### [Material shown]
----------------------------------------
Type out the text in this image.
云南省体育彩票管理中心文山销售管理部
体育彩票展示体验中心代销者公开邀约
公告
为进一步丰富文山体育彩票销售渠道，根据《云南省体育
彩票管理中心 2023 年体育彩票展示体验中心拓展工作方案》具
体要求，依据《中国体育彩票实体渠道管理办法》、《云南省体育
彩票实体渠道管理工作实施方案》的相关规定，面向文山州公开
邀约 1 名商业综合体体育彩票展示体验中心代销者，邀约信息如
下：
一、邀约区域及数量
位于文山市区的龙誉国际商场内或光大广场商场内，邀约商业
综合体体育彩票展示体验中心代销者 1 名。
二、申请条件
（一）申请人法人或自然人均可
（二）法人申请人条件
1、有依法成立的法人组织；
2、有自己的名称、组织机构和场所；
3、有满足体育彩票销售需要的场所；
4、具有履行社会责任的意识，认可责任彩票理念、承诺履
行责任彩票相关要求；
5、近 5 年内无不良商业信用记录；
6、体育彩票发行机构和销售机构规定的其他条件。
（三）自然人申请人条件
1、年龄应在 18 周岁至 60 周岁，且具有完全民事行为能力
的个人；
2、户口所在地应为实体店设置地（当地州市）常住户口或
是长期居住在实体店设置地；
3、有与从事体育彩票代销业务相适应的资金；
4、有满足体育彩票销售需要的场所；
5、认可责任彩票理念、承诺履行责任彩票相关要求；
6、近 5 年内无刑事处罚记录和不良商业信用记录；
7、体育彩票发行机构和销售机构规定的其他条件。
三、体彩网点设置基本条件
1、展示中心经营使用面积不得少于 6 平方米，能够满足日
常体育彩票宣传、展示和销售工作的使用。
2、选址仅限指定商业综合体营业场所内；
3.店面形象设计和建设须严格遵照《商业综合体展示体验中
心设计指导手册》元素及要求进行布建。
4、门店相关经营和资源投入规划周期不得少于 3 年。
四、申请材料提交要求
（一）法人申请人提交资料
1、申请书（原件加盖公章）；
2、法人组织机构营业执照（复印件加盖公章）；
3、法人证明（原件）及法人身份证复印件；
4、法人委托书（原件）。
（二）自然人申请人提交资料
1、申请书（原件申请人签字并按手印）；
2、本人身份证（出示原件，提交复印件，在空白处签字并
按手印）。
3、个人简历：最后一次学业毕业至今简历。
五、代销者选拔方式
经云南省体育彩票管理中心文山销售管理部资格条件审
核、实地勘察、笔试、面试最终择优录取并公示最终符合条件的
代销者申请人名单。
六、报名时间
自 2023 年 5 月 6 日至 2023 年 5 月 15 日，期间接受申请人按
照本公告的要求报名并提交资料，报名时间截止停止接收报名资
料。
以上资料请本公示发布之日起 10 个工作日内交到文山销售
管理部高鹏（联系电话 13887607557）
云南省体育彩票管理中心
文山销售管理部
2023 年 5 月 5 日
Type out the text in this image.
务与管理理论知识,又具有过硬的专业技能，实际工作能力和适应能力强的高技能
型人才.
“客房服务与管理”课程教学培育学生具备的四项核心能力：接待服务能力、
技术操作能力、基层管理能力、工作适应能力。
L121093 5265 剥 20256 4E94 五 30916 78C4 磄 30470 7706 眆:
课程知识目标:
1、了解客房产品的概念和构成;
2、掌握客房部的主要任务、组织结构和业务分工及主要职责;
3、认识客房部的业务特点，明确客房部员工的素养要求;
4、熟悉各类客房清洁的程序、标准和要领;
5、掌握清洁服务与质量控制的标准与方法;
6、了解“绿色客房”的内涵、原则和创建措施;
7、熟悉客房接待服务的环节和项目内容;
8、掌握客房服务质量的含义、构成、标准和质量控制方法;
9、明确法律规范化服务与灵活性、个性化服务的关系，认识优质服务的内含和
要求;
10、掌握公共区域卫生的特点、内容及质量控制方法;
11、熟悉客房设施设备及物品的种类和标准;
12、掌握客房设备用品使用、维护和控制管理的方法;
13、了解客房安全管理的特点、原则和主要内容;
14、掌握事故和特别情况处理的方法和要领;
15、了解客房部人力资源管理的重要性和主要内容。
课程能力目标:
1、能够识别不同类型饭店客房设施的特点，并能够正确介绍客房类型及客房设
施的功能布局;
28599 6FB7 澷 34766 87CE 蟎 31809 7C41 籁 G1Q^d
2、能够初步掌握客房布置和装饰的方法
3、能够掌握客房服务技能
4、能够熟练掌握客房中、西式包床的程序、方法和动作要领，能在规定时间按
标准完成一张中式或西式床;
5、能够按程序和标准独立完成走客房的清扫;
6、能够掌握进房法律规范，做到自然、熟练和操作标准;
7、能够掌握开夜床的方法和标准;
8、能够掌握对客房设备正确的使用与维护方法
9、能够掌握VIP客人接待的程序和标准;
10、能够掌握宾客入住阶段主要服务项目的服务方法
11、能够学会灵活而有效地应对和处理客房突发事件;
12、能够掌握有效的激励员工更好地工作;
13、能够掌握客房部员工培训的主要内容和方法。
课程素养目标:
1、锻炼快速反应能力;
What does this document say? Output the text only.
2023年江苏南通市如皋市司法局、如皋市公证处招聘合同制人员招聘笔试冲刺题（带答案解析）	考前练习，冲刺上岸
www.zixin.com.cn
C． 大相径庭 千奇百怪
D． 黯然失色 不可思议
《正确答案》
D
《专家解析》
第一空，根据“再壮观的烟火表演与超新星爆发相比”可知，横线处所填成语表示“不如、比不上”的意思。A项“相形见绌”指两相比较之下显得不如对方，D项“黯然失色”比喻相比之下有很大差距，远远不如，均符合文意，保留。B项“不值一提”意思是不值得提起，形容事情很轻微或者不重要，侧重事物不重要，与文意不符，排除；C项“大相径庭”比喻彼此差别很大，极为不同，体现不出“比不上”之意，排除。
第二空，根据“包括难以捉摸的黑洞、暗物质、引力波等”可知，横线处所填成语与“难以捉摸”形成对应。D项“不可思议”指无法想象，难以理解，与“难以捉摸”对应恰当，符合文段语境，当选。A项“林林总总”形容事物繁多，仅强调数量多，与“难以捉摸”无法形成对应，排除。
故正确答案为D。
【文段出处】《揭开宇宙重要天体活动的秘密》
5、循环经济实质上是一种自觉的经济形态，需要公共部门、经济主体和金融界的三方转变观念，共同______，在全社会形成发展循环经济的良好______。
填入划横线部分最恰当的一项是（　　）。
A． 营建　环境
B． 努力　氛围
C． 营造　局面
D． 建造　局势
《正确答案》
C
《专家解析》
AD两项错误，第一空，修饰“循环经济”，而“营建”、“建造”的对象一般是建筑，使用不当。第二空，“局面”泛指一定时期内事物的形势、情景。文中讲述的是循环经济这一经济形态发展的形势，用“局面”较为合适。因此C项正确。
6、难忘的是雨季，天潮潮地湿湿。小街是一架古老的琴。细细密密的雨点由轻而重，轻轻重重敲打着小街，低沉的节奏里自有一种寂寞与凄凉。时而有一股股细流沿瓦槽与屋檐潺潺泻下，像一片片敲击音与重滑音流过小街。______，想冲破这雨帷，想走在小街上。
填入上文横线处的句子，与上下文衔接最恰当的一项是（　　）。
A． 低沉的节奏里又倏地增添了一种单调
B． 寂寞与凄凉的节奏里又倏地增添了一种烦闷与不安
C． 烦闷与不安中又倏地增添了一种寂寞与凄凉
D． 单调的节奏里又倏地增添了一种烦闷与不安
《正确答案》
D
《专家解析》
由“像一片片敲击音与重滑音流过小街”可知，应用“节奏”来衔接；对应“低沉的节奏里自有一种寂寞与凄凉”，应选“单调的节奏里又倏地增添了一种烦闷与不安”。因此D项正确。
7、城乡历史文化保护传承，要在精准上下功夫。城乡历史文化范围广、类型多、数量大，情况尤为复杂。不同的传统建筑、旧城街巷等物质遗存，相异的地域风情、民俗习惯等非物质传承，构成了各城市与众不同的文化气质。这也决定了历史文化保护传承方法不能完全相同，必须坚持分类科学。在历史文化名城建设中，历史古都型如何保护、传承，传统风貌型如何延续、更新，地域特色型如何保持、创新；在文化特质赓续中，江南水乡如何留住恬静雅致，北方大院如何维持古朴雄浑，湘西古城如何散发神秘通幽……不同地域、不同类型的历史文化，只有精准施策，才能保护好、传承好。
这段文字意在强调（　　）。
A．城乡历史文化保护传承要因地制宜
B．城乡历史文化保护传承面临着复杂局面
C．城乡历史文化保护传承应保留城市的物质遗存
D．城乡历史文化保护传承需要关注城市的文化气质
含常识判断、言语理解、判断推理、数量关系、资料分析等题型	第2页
----------------------------------------
### [Set task]
Return, unchanged, each line from the line containing "What does this" through the last line of the material.

### [Complete output]
What does this document say? Output the text only.
2023年江苏南通市如皋市司法局、如皋市公证处招聘合同制人员招聘笔试冲刺题（带答案解析）	考前练习，冲刺上岸
www.zixin.com.cn
C． 大相径庭 千奇百怪
D． 黯然失色 不可思议
《正确答案》
D
《专家解析》
第一空，根据“再壮观的烟火表演与超新星爆发相比”可知，横线处所填成语表示“不如、比不上”的意思。A项“相形见绌”指两相比较之下显得不如对方，D项“黯然失色”比喻相比之下有很大差距，远远不如，均符合文意，保留。B项“不值一提”意思是不值得提起，形容事情很轻微或者不重要，侧重事物不重要，与文意不符，排除；C项“大相径庭”比喻彼此差别很大，极为不同，体现不出“比不上”之意，排除。
第二空，根据“包括难以捉摸的黑洞、暗物质、引力波等”可知，横线处所填成语与“难以捉摸”形成对应。D项“不可思议”指无法想象，难以理解，与“难以捉摸”对应恰当，符合文段语境，当选。A项“林林总总”形容事物繁多，仅强调数量多，与“难以捉摸”无法形成对应，排除。
故正确答案为D。
【文段出处】《揭开宇宙重要天体活动的秘密》
5、循环经济实质上是一种自觉的经济形态，需要公共部门、经济主体和金融界的三方转变观念，共同______，在全社会形成发展循环经济的良好______。
填入划横线部分最恰当的一项是（　　）。
A． 营建　环境
B． 努力　氛围
C． 营造　局面
D． 建造　局势
《正确答案》
C
《专家解析》
AD两项错误，第一空，修饰“循环经济”，而“营建”、“建造”的对象一般是建筑，使用不当。第二空，“局面”泛指一定时期内事物的形势、情景。文中讲述的是循环经济这一经济形态发展的形势，用“局面”较为合适。因此C项正确。
6、难忘的是雨季，天潮潮地湿湿。小街是一架古老的琴。细细密密的雨点由轻而重，轻轻重重敲打着小街，低沉的节奏里自有一种寂寞与凄凉。时而有一股股细流沿瓦槽与屋檐潺潺泻下，像一片片敲击音与重滑音流过小街。______，想冲破这雨帷，想走在小街上。
填入上文横线处的句子，与上下文衔接最恰当的一项是（　　）。
A． 低沉的节奏里又倏地增添了一种单调
B． 寂寞与凄凉的节奏里又倏地增添了一种烦闷与不安
C． 烦闷与不安中又倏地增添了一种寂寞与凄凉
D． 单调的节奏里又倏地增添了一种烦闷与不安
《正确答案》
D
《专家解析》
由“像一片片敲击音与重滑音流过小街”可知，应用“节奏”来衔接；对应“低沉的节奏里自有一种寂寞与凄凉”，应选“单调的节奏里又倏地增添了一种烦闷与不安”。因此D项正确。
7、城乡历史文化保护传承，要在精准上下功夫。城乡历史文化范围广、类型多、数量大，情况尤为复杂。不同的传统建筑、旧城街巷等物质遗存，相异的地域风情、民俗习惯等非物质传承，构成了各城市与众不同的文化气质。这也决定了历史文化保护传承方法不能完全相同，必须坚持分类科学。在历史文化名城建设中，历史古都型如何保护、传承，传统风貌型如何延续、更新，地域特色型如何保持、创新；在文化特质赓续中，江南水乡如何留住恬静雅致，北方大院如何维持古朴雄浑，湘西古城如何散发神秘通幽……不同地域、不同类型的历史文化，只有精准施策，才能保护好、传承好。
这段文字意在强调（　　）。
A．城乡历史文化保护传承要因地制宜
B．城乡历史文化保护传承面临着复杂局面
C．城乡历史文化保护传承应保留城市的物质遗存
D．城乡历史文化保护传承需要关注城市的文化气质
含常识判断、言语理解、判断推理、数量关系、资料分析等题型	第2页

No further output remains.